### EXERCISE
Gather up the lines with the word "Save" in them.

### DATA TO PROCESS
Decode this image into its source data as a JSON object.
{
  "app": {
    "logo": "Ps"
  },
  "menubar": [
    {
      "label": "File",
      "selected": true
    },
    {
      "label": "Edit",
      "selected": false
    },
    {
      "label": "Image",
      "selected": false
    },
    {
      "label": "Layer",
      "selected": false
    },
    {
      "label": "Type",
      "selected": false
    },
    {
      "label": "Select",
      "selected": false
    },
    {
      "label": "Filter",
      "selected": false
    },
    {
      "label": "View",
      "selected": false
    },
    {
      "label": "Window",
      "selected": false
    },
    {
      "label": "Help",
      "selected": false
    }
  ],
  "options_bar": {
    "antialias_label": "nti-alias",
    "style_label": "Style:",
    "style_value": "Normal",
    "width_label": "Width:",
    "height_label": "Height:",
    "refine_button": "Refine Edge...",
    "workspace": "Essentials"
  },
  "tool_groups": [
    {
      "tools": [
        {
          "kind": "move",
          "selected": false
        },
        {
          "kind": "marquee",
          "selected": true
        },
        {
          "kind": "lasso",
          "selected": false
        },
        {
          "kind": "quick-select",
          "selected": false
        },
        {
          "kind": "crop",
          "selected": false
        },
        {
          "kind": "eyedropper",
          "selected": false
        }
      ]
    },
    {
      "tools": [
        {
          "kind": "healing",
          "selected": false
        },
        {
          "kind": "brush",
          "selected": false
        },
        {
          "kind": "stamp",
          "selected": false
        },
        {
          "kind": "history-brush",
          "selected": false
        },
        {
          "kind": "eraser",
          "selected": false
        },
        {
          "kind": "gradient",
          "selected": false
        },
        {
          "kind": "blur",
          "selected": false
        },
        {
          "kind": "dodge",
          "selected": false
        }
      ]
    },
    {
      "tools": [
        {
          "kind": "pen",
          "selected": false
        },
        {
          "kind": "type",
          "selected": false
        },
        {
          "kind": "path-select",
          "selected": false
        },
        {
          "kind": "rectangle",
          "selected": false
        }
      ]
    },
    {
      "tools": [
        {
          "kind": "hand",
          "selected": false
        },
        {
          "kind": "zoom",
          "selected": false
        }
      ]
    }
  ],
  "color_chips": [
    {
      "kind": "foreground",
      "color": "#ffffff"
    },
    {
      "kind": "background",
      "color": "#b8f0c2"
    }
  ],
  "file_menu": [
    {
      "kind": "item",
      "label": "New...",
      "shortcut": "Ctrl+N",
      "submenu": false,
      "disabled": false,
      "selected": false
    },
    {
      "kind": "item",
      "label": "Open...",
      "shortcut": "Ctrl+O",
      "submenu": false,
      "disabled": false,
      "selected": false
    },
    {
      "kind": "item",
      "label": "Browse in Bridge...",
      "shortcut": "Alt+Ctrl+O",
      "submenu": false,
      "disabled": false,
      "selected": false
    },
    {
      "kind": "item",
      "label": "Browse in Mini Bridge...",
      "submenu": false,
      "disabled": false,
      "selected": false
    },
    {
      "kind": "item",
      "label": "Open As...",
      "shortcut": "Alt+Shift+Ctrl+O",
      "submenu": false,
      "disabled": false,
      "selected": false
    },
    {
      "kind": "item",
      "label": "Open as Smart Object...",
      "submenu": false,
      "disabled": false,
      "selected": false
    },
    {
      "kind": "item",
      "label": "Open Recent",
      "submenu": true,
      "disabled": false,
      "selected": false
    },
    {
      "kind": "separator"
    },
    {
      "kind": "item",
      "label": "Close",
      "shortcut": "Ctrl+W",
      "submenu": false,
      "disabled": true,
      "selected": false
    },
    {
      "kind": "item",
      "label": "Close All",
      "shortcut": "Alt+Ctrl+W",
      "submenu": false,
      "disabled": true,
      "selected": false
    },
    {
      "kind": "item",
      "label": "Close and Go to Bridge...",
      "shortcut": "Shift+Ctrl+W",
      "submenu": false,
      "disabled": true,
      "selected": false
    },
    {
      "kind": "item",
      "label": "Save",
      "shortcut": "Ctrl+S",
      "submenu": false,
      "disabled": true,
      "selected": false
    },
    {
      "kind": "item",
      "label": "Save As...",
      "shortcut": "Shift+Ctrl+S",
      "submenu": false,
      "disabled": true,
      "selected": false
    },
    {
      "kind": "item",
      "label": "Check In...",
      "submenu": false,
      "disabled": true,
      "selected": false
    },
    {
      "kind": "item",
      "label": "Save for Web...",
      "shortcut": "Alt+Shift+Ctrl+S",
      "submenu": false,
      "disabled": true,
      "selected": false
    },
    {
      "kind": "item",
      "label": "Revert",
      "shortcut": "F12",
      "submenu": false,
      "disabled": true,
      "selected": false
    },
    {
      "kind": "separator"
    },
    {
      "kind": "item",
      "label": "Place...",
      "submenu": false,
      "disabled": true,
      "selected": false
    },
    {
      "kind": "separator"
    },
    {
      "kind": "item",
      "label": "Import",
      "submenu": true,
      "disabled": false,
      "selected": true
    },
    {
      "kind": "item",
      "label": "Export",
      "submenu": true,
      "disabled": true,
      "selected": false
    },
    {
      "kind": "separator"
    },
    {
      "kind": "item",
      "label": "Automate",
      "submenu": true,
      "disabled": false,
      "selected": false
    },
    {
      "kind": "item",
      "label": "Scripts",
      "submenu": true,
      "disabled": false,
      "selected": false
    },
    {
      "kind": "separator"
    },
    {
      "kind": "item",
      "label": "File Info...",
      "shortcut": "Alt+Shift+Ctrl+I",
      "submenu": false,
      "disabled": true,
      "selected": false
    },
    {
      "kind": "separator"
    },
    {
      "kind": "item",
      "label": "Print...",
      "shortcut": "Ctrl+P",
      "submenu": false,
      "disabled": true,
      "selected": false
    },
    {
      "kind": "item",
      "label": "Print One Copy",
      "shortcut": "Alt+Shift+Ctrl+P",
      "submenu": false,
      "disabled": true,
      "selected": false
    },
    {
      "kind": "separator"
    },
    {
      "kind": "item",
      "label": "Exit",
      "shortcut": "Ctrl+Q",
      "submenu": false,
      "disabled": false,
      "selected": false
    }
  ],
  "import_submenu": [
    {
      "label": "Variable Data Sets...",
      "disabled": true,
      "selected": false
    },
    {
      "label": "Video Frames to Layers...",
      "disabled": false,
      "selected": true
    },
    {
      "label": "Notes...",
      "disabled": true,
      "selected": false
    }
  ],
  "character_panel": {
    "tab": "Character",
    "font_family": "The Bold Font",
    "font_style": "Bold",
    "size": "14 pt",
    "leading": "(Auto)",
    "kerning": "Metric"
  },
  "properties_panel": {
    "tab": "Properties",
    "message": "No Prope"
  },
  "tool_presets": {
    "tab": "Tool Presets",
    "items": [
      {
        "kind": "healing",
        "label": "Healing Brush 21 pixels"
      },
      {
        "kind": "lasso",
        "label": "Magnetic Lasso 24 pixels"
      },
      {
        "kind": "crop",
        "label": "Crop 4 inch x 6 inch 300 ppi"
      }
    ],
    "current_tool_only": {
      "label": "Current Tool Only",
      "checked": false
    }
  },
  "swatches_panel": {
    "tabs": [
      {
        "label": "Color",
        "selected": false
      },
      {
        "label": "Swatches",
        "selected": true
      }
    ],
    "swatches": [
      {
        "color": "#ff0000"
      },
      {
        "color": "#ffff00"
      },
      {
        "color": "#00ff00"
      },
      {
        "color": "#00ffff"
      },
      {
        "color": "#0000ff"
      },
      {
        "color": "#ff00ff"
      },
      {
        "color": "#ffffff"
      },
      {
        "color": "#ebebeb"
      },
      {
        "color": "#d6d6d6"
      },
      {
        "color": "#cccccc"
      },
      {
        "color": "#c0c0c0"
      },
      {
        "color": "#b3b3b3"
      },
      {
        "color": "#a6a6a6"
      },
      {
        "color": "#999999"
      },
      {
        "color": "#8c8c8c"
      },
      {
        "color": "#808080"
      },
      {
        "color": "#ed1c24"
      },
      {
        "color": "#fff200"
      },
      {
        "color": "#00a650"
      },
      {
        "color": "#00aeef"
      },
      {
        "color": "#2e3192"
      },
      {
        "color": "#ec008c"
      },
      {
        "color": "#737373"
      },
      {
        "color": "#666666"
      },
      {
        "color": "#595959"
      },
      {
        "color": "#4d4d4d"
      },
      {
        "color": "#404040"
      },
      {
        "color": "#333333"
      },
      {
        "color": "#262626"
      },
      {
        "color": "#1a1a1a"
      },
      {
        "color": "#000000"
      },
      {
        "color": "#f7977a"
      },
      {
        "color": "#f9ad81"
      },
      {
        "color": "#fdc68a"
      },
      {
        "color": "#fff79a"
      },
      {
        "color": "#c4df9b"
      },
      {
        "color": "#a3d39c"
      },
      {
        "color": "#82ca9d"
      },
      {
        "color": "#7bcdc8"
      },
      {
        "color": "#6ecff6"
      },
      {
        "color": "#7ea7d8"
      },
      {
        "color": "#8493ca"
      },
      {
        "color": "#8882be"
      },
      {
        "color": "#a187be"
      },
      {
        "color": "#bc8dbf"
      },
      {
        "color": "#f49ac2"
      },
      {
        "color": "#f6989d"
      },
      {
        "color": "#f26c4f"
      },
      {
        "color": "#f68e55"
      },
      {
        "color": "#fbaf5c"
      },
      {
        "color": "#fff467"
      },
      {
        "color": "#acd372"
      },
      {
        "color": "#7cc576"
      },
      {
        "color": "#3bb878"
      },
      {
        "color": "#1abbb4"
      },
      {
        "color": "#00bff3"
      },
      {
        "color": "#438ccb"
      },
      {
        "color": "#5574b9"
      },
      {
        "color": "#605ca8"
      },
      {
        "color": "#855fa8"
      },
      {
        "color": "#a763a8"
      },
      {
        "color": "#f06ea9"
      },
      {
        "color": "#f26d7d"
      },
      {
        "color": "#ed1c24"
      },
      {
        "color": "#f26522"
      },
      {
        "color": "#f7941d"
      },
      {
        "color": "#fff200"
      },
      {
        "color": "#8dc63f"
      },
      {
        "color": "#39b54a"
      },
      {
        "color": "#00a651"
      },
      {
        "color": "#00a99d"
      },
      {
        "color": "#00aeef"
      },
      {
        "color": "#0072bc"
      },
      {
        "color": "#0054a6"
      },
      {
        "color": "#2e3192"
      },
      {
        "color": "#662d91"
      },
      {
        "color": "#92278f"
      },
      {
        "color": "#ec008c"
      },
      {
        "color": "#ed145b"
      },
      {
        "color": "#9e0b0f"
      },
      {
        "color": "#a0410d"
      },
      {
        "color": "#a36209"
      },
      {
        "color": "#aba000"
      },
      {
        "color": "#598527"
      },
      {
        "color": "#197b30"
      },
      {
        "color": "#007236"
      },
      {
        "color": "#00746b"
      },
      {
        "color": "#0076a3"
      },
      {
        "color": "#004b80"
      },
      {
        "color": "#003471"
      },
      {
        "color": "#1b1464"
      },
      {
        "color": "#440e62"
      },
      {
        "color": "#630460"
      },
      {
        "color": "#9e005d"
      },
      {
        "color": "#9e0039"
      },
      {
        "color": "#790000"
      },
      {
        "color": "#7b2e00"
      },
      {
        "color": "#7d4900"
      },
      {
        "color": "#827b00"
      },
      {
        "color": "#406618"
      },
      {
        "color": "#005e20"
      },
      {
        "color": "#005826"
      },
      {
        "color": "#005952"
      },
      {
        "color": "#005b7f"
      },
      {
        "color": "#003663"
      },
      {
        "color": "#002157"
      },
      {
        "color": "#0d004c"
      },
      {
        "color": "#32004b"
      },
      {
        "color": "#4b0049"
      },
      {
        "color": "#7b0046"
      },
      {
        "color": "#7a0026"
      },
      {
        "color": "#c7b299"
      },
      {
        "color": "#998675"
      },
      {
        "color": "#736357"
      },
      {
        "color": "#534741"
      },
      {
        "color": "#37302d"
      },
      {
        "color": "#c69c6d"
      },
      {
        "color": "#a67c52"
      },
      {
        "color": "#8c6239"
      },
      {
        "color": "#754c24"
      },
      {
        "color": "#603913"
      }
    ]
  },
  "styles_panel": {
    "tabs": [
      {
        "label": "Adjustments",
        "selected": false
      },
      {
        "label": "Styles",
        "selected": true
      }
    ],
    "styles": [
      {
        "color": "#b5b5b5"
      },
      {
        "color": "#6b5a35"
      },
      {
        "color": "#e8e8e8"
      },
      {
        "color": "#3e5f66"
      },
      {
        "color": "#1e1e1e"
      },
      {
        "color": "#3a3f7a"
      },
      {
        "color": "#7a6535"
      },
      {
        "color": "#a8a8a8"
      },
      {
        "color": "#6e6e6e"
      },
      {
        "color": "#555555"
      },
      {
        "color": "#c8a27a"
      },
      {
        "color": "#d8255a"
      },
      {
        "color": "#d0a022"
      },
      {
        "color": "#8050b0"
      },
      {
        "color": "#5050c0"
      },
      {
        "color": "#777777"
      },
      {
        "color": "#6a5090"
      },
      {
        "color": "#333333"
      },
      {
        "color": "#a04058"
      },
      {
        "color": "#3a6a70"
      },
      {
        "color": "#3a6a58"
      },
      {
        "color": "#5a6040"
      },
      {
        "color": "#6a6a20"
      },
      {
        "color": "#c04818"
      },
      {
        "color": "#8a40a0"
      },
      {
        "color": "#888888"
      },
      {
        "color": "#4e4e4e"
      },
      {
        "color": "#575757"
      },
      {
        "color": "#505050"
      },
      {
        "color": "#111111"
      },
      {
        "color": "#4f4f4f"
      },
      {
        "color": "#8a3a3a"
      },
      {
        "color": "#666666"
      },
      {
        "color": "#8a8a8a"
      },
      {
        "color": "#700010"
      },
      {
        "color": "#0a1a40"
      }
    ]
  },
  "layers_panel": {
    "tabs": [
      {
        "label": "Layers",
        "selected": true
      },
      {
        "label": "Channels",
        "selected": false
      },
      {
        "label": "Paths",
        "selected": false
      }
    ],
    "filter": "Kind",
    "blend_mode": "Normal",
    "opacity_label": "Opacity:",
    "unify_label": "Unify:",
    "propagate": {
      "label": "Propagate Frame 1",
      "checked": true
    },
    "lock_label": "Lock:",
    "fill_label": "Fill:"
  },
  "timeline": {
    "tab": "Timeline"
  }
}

### ANSWER IN FULL
      "label": "Save",
      "label": "Save As...",
      "label": "Save for Web...",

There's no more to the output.